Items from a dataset
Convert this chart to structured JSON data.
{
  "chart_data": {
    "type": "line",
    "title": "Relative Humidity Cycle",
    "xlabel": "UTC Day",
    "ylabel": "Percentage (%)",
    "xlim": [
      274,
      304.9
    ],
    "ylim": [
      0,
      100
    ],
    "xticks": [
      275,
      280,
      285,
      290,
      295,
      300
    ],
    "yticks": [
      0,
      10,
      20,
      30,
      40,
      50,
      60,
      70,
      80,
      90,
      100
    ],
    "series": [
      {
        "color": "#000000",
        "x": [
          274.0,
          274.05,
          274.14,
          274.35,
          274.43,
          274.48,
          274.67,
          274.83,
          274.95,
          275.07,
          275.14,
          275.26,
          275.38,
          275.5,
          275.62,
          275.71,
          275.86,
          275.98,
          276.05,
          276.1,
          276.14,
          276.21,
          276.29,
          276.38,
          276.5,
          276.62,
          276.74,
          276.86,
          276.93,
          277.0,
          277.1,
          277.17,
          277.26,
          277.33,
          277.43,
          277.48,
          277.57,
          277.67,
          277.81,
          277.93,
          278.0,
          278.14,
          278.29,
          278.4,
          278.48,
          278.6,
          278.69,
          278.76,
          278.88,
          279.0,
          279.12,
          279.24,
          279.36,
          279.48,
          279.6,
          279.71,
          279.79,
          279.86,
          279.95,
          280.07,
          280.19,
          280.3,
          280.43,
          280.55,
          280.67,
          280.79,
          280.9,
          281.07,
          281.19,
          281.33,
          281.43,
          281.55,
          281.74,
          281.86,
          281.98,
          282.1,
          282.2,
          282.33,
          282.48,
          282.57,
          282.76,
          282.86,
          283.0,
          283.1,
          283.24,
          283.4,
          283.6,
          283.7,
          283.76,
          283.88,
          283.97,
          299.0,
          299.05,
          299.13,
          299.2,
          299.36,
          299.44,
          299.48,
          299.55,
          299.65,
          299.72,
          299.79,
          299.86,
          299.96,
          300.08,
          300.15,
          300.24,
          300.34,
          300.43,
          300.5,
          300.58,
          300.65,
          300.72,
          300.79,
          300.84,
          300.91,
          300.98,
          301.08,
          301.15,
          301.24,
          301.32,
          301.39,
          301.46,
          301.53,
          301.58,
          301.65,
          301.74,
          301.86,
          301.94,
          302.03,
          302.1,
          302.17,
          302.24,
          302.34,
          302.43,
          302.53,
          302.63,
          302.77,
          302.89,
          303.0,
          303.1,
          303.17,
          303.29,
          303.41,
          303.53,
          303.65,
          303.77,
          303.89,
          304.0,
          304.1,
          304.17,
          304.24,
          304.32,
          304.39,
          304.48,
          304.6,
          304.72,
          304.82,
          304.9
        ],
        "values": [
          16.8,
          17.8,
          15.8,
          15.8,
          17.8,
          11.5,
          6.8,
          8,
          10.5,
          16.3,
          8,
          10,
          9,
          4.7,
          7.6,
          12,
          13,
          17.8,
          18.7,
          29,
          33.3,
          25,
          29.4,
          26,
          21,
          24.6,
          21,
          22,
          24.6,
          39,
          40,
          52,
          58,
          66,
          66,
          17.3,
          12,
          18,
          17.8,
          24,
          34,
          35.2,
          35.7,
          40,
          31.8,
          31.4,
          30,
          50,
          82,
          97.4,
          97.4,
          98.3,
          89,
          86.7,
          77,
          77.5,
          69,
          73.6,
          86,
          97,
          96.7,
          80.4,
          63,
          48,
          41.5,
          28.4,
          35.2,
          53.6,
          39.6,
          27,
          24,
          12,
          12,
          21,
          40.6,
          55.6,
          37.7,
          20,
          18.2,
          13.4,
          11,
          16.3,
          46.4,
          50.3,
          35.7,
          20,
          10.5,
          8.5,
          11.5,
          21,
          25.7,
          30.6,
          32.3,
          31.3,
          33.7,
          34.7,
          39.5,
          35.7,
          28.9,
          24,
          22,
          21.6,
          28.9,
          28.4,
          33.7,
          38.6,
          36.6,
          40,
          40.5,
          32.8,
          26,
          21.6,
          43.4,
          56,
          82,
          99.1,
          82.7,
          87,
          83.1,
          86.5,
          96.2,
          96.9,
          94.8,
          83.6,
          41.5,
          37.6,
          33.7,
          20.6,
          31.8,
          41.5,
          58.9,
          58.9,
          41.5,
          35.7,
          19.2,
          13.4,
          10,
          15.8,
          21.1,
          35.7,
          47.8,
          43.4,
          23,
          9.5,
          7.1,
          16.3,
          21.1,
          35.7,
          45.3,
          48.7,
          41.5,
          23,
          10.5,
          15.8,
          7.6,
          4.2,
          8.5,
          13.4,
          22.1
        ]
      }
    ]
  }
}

Requirements —
Could you reproduce every record above exactly as it appears?

Exercise result —
Convert this chart to structured JSON data.
{
  "chart_data": {
    "type": "line",
    "title": "Relative Humidity Cycle",
    "xlabel": "UTC Day",
    "ylabel": "Percentage (%)",
    "xlim": [
      274,
      304.9
    ],
    "ylim": [
      0,
      100
    ],
    "xticks": [
      275,
      280,
      285,
      290,
      295,
      300
    ],
    "yticks": [
      0,
      10,
      20,
      30,
      40,
      50,
      60,
      70,
      80,
      90,
      100
    ],
    "series": [
      {
        "color": "#000000",
        "x": [
          274.0,
          274.05,
          274.14,
          274.35,
          274.43,
          274.48,
          274.67,
          274.83,
          274.95,
          275.07,
          275.14,
          275.26,
          275.38,
          275.5,
          275.62,
          275.71,
          275.86,
          275.98,
          276.05,
          276.1,
          276.14,
          276.21,
          276.29,
          276.38,
          276.5,
          276.62,
          276.74,
          276.86,
          276.93,
          277.0,
          277.1,
          277.17,
          277.26,
          277.33,
          277.43,
          277.48,
          277.57,
          277.67,
          277.81,
          277.93,
          278.0,
          278.14,
          278.29,
          278.4,
          278.48,
          278.6,
          278.69,
          278.76,
          278.88,
          279.0,
          279.12,
          279.24,
          279.36,
          279.48,
          279.6,
          279.71,
          279.79,
          279.86,
          279.95,
          280.07,
          280.19,
          280.3,
          280.43,
          280.55,
          280.67,
          280.79,
          280.9,
          281.07,
          281.19,
          281.33,
          281.43,
          281.55,
          281.74,
          281.86,
          281.98,
          282.1,
          282.2,
          282.33,
          282.48,
          282.57,
          282.76,
          282.86,
          283.0,
          283.1,
          283.24,
          283.4,
          283.6,
          283.7,
          283.76,
          283.88,
          283.97,
          299.0,
          299.05,
          299.13,
          299.2,
          299.36,
          299.44,
          299.48,
          299.55,
          299.65,
          299.72,
          299.79,
          299.86,
          299.96,
          300.08,
          300.15,
          300.24,
          300.34,
          300.43,
          300.5,
          300.58,
          300.65,
          300.72,
          300.79,
          300.84,
          300.91,
          300.98,
          301.08,
          301.15,
          301.24,
          301.32,
          301.39,
          301.46,
          301.53,
          301.58,
          301.65,
          301.74,
          301.86,
          301.94,
          302.03,
          302.1,
          302.17,
          302.24,
          302.34,
          302.43,
          302.53,
          302.63,
          302.77,
          302.89,
          303.0,
          303.1,
          303.17,
          303.29,
          303.41,
          303.53,
          303.65,
          303.77,
          303.89,
          304.0,
          304.1,
          304.17,
          304.24,
          304.32,
          304.39,
          304.48,
          304.6,
          304.72,
          304.82,
          304.9
        ],
        "values": [
          16.8,
          17.8,
          15.8,
          15.8,
          17.8,
          11.5,
          6.8,
          8,
          10.5,
          16.3,
          8,
          10,
          9,
          4.7,
          7.6,
          12,
          13,
          17.8,
          18.7,
          29,
          33.3,
          25,
          29.4,
          26,
          21,
          24.6,
          21,
          22,
          24.6,
          39,
          40,
          52,
          58,
          66,
          66,
          17.3,
          12,
          18,
          17.8,
          24,
          34,
          35.2,
          35.7,
          40,
          31.8,
          31.4,
          30,
          50,
          82,
          97.4,
          97.4,
          98.3,
          89,
          86.7,
          77,
          77.5,
          69,
          73.6,
          86,
          97,
          96.7,
          80.4,
          63,
          48,
          41.5,
          28.4,
          35.2,
          53.6,
          39.6,
          27,
          24,
          12,
          12,
          21,
          40.6,
          55.6,
          37.7,
          20,
          18.2,
          13.4,
          11,
          16.3,
          46.4,
          50.3,
          35.7,
          20,
          10.5,
          8.5,
          11.5,
          21,
          25.7,
          30.6,
          32.3,
          31.3,
          33.7,
          34.7,
          39.5,
          35.7,
          28.9,
          24,
          22,
          21.6,
          28.9,
          28.4,
          33.7,
          38.6,
          36.6,
          40,
          40.5,
          32.8,
          26,
          21.6,
          43.4,
          56,
          82,
          99.1,
          82.7,
          87,
          83.1,
          86.5,
          96.2,
          96.9,
          94.8,
          83.6,
          41.5,
          37.6,
          33.7,
          20.6,
          31.8,
          41.5,
          58.9,
          58.9,
          41.5,
          35.7,
          19.2,
          13.4,
          10,
          15.8,
          21.1,
          35.7,
          47.8,
          43.4,
          23,
          9.5,
          7.1,
          16.3,
          21.1,
          35.7,
          45.3,
          48.7,
          41.5,
          23,
          10.5,
          15.8,
          7.6,
          4.2,
          8.5,
          13.4,
          22.1
        ]
      }
    ]
  }
}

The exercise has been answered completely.